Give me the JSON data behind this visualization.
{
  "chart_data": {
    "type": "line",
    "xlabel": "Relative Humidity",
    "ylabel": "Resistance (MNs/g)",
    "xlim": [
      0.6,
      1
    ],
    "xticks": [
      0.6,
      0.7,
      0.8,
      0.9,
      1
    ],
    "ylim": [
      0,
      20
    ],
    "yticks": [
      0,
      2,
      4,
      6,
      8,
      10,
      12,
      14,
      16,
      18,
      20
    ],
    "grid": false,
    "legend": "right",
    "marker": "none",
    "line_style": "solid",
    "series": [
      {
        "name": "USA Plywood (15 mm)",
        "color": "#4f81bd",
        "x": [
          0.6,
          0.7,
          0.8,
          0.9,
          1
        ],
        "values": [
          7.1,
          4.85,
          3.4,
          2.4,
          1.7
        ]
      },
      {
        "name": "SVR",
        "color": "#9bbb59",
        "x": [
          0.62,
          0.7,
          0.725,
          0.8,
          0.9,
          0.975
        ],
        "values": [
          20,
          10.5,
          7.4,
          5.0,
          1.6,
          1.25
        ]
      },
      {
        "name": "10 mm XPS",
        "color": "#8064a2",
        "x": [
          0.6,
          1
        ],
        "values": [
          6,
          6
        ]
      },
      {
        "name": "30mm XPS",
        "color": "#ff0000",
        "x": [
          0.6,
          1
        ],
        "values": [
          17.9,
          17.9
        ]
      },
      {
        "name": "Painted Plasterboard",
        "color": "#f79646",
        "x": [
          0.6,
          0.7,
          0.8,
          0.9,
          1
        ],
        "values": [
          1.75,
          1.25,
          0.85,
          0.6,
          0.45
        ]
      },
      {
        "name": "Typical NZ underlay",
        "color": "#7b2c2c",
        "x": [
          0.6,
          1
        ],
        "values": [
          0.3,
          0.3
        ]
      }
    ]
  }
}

########

**What to work on:**
Search the data above for the word "color", then gather each line in which it appears.

**Written response:**
        "color": "#4f81bd",
        "color": "#9bbb59",
        "color": "#8064a2",
        "color": "#ff0000",
        "color": "#f79646",
        "color": "#7b2c2c",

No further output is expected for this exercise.